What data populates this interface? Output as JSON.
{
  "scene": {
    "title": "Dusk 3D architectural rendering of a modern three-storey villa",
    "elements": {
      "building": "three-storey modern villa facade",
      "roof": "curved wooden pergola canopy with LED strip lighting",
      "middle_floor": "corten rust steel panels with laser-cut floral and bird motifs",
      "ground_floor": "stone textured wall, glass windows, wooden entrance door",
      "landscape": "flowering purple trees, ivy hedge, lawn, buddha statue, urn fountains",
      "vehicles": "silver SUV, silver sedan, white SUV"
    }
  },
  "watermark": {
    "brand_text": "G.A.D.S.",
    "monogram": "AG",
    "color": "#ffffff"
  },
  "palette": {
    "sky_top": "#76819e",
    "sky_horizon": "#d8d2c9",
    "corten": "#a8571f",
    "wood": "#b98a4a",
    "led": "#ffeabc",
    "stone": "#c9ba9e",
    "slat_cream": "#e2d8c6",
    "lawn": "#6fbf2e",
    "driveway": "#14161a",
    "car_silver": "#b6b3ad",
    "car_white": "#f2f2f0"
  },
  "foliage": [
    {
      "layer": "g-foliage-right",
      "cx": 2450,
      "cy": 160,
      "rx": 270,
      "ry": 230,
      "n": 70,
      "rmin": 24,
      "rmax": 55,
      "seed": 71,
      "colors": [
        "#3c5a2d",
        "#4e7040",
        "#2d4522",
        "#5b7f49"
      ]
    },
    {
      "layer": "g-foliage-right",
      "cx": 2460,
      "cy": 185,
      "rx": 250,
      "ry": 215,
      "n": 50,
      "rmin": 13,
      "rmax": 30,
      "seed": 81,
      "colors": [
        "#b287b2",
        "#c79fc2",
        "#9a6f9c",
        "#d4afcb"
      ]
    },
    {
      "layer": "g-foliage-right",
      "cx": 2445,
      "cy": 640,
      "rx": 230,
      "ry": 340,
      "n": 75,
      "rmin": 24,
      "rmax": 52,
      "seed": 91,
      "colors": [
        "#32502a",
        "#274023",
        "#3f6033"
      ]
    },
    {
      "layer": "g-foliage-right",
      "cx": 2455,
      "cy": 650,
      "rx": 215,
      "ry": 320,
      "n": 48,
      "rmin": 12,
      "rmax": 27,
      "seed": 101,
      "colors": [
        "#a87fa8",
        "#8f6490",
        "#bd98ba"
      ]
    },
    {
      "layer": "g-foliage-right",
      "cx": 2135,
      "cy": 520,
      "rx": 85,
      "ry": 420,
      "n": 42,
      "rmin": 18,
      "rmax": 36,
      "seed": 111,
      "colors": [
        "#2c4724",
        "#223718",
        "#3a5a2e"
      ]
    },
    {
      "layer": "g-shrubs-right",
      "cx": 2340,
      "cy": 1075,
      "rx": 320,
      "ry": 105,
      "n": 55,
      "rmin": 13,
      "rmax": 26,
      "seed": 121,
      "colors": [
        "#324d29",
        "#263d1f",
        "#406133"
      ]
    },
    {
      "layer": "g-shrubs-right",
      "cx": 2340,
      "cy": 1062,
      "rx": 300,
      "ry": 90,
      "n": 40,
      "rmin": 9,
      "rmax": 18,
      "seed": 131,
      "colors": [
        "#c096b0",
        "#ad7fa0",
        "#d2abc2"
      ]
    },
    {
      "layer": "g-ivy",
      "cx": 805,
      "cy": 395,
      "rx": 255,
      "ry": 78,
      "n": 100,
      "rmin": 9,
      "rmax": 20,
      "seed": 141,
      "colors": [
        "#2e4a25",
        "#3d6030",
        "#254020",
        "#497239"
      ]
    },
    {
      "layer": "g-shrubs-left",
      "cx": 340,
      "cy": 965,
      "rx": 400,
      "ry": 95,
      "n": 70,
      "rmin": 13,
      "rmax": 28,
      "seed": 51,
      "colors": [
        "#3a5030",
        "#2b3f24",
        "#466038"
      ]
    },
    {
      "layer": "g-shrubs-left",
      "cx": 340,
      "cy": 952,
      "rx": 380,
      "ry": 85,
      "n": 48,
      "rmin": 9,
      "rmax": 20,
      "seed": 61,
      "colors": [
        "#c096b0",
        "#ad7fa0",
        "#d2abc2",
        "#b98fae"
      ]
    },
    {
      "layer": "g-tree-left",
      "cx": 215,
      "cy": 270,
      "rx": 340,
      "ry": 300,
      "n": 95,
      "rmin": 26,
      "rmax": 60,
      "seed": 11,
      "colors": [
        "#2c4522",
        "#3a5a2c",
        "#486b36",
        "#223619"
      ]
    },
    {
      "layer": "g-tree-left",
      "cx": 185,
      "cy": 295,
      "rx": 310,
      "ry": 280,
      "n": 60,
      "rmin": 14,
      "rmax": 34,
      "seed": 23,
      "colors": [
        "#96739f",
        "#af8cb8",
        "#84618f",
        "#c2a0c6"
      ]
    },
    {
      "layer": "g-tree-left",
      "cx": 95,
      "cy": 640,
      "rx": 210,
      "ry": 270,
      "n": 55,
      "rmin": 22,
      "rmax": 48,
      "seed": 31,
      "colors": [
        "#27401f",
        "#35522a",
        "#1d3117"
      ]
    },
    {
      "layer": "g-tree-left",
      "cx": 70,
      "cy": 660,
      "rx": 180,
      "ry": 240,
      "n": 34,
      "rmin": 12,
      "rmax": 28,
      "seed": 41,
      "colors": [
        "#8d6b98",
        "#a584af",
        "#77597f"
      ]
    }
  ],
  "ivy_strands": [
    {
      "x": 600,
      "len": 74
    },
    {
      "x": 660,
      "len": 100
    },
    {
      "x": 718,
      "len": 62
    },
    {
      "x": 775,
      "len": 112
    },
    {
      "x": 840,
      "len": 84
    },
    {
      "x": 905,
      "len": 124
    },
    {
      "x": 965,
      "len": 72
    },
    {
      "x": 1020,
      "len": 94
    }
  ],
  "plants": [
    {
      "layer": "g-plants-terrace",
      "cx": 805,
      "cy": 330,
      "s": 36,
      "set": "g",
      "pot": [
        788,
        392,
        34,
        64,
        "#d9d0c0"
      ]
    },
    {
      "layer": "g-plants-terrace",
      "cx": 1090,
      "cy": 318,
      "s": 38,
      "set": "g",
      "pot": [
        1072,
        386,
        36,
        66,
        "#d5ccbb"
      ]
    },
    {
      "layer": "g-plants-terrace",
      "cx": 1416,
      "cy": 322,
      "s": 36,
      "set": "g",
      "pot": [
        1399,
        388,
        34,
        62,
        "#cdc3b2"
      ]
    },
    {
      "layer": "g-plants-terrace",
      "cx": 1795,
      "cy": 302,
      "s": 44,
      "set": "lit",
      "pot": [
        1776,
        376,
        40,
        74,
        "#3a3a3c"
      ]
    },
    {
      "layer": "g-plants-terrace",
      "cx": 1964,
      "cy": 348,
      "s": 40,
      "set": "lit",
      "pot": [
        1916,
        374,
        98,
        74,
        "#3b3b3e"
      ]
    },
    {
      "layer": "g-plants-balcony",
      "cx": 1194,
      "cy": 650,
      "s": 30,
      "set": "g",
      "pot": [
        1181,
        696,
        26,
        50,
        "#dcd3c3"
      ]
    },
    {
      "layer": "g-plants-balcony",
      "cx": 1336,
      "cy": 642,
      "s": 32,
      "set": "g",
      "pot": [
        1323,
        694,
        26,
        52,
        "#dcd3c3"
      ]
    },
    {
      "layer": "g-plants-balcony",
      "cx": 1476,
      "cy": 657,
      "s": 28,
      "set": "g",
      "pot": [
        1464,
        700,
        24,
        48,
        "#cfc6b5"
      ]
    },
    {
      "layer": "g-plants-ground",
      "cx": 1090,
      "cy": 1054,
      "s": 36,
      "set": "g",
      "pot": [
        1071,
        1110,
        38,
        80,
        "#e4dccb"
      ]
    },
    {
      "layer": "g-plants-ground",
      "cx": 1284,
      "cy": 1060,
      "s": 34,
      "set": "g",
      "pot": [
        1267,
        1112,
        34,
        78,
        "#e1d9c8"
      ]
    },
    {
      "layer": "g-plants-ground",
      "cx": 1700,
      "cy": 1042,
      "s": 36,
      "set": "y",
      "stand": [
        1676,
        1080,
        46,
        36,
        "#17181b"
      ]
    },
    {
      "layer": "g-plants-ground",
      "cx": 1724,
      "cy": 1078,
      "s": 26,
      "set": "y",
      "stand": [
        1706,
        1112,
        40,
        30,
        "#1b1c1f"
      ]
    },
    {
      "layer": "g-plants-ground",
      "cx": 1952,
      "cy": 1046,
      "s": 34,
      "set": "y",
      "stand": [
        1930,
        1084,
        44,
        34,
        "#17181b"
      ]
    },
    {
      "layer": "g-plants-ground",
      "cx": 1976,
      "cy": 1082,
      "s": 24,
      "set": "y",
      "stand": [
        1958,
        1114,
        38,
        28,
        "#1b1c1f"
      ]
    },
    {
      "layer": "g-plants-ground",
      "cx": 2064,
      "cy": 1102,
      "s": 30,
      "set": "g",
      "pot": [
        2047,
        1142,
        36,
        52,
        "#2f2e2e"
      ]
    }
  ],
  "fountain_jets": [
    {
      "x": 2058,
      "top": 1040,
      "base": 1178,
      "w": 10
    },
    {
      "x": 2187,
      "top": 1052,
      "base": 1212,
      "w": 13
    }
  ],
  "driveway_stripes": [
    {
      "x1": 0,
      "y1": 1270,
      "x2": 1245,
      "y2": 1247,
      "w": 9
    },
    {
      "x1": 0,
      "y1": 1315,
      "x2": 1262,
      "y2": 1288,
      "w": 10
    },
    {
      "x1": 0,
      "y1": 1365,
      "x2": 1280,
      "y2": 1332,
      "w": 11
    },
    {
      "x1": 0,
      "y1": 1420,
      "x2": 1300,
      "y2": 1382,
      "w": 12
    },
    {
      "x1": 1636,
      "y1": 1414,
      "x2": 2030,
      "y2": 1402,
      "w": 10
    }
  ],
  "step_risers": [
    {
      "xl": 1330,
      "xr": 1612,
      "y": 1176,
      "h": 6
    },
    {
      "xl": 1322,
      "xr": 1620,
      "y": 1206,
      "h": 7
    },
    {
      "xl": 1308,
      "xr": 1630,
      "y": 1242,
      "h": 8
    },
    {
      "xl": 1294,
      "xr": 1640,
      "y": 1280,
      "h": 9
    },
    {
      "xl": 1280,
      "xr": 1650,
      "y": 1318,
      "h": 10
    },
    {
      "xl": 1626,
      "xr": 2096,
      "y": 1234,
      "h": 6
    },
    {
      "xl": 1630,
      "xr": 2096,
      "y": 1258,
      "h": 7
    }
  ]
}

• • •

Find every line in the records that contains the word "with"; copy those lines.

      "roof": "curved wooden pergola canopy with LED strip lighting",
      "middle_floor": "corten rust steel panels with laser-cut floral and bird motifs",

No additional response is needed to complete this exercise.